• Source text
#####
CS498
Lab 4

Deliverables

  • Zip code of your source code for this lab. This should contain a zipped folder which contains the m-files directly inside it. Please do not submit deeply-nested source files.
  • createFilters.m
  • filterStack.m
  • findDiffOfGaussianStack.m
  • findGoodExtrema.m
  • findFeaturePoints.m (optional)
  • sift.m (your top-level script)
  • Answers to these questions
    • How does the SIFT interest-point detection achieve illumination invariance?
    • How does the SIFT interest-point detection achieve rotation invariance?
    • How does the SIFT interest-point detection achieve scale invariance?

Overview

In this lab, you will perform a few steps to produce a difference-of-Gaussian stack, and extract multi-scale interest points from that stack.

  • Convert the image to gray-scale by averaging the R, G, and B channels as in Lab 1.
  • Sucessively filter the image with larger and larger Gaussian filters to produce different levels in a scale space.
  • Subtract the layers of the stack to produce Difference-of-Gaussian (DoG) images.
  • Find extrema (minimum and maximum values) in the Difference of Gaussian images.
  • Filter the extrema based upon the intensity value of the DoG image at the extrema location.
  • Compute the Hessian -- the second derivatives of the image in the x and y directions -- for all of the difference of Gaussian images
  • Finding interest-points using the Hessian, as discussed in text in the section on the SIFT filter.
  • Filter the extrema based upon the eigenvalues of the Hessian at the Difference-of-Gaussian location.
  • (optional) Successively down-sample the image to produce an image pyramid, repeating the steps above for each layer.
  • Convert pixel locations and sizes in the reduced-size images to pixel locations and sizes in the original image.
#####
• To do
Please carry the SIFT lab handout above forward from its last line.

• Raw data
#####
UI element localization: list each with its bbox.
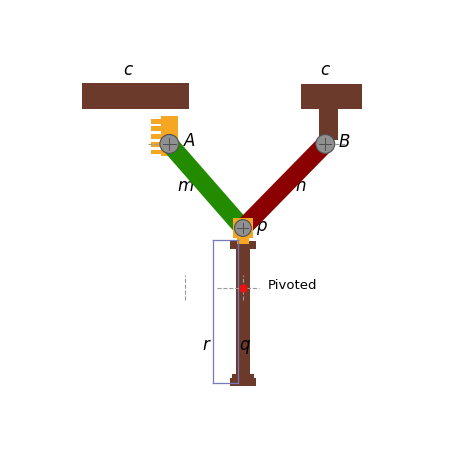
#####
• Right answer
Useful Matlab commands for this lab

normpdf
Create a Gaussian filter (or Probability Distribution Function -- PDF). e.g. blurFilter = normpdf(x,mu,sigma)
imfilter
Filter an image. e.g. IBlurred = imfilter(I, h, 'replicate')
dbstop if error
Stop if an error occurs.
 
dbclear if error
Don't stop if an error occurs.
 
dbquit
exit debugging mode
dbup
Go up a level in the call stack
dbdown
Go down a level in the call stack

Useful Matlab concepts for this lab

A cell array is like a Matlab array (or matrix), but it can store any Matlab object in it. To create a cell array x, you can use x = {};, or you can simply assign a value in an array, x{1,3} = [1 2 3 4 5];.

In the example above, if we wanted to access the numbers 3 and 4, we could use x{1,3}(3:4). This multiple- or nested- indexing can come in handy!

For more information on cell arrays, see Mathworks' documentation of cell arrays.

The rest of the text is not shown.